Tuesday, July 31, 2012


From the opening ceremonies: The Industrial Revolution created mass poverty which forced people to eat coal and that rotted their teeth so the UK gov't had to invent free dental care

From watching NBC coverage: The Olympics is a series of athletic events in which a bunch of American compete ... and there are some other people who hang around too

From watching CBC coverage: It's not the medals that count, but the effort but gosh wouldn't a medal be oh so wonderful. To the point that we will claim a medal for Canada any way we can, even if the athlete in question is not Canadian. Oh look, this Korean athlete's grandfather once looked at a picture of a Newfoundland moose ... he must be Canadian!

The Olympics is all about the pure celebration of athletic achievement ... as long as it can be measured. Here are some of the many ways we measure and qualify the beauty and sanctity of human striving:

1) Medals. You are nothing at all if you don't win a medal. Really, it's all about (as it often is) gold. If you don't get the gold then you weren't trying hard enough or you didn't train hard enough of someone else cheated. There are other medals but really they don't mean much. Unless you are a Canadian. Bronze, I think, is the colour of Canada

2) Whining. This should be an official Olympic event. It's an athletic form of a very high order. Athletes whine, coaches whine, the media whines, governments whine ... Oh it's all about all these countries competing together .. long as we get that gold. Then we whine

The podium at the end of the games for Whining will be very crowded.

# WRITTEN TASKS:
A) Reproduce the stretch of the Olympics post from "Tuesday, July 31, 2012" through "must be Canadian!".
B) Answer these questions from the Olympics post:
(i) Which network's coverage is summed up as a series of athletic events in which Americans compete?
(ii) What color does the writer call the color of Canada?
(iii) What does the writer say should be an official Olympic event?

[Layout region records]
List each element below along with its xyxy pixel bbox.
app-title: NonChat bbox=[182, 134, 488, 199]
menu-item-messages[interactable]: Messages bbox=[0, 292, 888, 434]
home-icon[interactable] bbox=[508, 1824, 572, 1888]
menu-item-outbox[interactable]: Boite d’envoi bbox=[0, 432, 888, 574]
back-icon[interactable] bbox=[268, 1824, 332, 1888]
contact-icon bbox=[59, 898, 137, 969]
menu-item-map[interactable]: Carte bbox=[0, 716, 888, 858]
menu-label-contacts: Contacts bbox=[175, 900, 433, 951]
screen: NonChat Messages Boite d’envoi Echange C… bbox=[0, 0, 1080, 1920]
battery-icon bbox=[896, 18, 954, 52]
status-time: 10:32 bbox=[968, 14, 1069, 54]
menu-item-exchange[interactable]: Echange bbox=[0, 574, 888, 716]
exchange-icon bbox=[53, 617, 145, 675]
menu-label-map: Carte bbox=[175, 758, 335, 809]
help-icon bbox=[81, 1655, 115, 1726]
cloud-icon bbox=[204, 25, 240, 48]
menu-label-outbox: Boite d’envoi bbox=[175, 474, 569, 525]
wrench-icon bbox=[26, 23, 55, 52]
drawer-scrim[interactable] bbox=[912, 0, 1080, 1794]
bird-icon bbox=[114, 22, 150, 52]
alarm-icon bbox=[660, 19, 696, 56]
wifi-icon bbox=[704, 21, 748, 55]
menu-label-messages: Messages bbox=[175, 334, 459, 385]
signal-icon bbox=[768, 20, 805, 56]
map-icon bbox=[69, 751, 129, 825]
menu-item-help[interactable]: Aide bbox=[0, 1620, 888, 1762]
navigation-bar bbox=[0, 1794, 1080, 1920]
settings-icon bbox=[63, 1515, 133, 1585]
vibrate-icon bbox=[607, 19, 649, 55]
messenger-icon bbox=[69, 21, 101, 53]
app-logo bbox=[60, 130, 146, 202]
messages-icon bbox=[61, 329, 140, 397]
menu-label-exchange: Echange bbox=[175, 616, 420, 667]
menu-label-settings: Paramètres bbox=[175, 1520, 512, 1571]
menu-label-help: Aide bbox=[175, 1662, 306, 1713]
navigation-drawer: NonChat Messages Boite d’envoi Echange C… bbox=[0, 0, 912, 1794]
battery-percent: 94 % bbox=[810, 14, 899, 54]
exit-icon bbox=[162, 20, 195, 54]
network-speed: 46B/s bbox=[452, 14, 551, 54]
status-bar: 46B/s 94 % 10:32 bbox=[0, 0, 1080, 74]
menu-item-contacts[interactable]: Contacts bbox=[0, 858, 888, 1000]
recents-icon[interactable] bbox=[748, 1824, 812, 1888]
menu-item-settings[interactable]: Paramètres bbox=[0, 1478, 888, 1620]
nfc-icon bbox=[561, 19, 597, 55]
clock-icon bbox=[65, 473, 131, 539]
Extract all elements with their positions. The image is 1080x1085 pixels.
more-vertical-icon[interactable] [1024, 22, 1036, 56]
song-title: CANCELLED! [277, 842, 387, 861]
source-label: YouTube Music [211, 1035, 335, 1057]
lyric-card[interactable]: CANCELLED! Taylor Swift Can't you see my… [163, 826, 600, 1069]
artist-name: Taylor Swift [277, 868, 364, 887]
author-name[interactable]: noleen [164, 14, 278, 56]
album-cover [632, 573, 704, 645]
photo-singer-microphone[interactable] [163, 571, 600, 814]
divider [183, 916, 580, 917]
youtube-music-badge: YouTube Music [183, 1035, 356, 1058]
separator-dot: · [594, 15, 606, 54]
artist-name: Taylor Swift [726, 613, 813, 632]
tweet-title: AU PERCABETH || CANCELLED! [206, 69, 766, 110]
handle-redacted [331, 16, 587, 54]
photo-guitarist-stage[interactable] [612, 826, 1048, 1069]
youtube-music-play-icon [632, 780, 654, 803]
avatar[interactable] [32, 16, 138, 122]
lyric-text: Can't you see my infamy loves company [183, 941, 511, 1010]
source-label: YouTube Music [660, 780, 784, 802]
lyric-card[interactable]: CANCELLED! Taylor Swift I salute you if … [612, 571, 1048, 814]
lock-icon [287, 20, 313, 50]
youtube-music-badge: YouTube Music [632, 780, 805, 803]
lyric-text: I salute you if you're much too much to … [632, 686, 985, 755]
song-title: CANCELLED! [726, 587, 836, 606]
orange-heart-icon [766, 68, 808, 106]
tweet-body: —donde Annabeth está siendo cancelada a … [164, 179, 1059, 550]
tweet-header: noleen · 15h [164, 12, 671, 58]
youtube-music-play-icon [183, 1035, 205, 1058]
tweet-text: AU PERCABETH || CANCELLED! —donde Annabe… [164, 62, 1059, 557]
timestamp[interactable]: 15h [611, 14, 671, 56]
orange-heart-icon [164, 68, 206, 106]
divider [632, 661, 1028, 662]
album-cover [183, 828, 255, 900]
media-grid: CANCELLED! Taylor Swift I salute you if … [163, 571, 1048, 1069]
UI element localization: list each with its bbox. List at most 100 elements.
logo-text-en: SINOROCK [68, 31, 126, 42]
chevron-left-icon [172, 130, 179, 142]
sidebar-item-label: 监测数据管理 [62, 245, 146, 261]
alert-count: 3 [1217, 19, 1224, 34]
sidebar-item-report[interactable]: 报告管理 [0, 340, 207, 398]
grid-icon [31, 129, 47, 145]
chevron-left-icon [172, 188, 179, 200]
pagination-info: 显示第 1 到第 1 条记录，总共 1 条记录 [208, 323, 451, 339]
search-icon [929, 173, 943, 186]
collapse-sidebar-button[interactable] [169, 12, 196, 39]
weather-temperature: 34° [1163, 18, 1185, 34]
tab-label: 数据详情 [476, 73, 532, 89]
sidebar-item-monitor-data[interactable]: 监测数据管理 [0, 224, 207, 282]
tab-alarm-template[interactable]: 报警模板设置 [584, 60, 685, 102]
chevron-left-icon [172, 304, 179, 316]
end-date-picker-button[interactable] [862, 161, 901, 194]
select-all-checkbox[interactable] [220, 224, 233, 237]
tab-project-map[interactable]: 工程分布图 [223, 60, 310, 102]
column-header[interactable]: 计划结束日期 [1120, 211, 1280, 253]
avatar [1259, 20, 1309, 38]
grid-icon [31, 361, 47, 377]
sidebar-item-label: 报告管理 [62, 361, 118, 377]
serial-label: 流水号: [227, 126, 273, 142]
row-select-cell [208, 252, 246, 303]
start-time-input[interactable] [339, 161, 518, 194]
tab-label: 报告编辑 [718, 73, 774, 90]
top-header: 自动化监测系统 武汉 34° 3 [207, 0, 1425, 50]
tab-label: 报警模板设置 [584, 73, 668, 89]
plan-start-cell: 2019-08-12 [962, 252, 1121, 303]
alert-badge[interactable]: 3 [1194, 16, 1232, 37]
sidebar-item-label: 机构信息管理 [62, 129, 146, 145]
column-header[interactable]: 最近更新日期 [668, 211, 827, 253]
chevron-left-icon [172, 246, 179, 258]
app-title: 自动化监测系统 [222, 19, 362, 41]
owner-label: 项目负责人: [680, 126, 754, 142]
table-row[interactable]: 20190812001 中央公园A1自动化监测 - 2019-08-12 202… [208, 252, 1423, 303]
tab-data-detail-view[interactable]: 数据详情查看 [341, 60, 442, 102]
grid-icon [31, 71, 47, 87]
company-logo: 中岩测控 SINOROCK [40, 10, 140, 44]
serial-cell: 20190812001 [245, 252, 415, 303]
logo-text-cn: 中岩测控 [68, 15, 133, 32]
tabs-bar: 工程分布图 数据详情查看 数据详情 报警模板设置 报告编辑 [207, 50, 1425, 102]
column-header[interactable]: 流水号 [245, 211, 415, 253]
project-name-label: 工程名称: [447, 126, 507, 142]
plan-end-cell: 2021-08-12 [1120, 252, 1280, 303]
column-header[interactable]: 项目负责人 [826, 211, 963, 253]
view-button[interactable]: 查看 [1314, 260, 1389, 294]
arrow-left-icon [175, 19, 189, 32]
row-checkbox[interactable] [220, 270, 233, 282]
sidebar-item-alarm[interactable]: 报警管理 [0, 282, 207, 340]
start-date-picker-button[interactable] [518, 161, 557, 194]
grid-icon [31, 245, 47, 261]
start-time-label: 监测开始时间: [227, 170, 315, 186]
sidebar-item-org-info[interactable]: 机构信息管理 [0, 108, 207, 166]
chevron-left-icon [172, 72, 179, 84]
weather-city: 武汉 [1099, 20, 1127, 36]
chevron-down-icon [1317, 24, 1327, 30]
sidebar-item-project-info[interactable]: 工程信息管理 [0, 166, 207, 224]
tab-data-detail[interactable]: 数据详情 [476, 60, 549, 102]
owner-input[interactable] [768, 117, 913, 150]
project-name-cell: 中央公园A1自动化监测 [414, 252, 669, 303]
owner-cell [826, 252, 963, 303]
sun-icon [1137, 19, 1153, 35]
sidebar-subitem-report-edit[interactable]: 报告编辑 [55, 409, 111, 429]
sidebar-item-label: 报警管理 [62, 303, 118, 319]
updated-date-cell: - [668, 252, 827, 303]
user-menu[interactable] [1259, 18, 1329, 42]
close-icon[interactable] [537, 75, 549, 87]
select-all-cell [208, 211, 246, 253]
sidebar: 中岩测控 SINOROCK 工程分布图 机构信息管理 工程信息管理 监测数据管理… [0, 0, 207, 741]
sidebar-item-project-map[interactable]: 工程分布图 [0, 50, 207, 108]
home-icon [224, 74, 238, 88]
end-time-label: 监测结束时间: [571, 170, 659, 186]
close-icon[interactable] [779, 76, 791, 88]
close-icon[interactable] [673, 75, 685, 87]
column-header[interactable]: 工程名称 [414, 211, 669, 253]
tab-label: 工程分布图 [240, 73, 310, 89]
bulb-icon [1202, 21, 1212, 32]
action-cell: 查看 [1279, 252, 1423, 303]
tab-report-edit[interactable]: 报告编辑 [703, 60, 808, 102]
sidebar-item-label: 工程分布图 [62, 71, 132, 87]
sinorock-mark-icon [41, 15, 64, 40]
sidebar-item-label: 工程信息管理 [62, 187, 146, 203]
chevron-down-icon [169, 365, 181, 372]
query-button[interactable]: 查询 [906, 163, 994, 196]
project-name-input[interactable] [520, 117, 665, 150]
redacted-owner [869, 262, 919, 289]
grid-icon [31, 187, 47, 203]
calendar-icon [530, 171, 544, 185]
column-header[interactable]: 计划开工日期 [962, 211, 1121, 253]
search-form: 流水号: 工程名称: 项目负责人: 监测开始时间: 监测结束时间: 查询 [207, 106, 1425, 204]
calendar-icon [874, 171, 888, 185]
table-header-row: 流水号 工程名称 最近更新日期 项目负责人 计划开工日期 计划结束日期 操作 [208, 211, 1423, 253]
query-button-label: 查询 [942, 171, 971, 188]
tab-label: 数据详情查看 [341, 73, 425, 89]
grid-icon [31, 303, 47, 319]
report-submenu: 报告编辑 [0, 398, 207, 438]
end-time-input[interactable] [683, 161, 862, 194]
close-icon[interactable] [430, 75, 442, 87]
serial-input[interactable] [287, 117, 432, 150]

# REPLIES:
A)
Tuesday, July 31, 2012


From the opening ceremonies: The Industrial Revolution created mass poverty which forced people to eat coal and that rotted their teeth so the UK gov't had to invent free dental care

From watching NBC coverage: The Olympics is a series of athletic events in which a bunch of American compete ... and there are some other people who hang around too

From watching CBC coverage: It's not the medals that count, but the effort but gosh wouldn't a medal be oh so wonderful. To the point that we will claim a medal for Canada any way we can, even if the athlete in question is not Canadian. Oh look, this Korean athlete's grandfather once looked at a picture of a Newfoundland moose ... he must be Canadian!

B)
(i) NBC
(ii) Bronze
(iii) Whining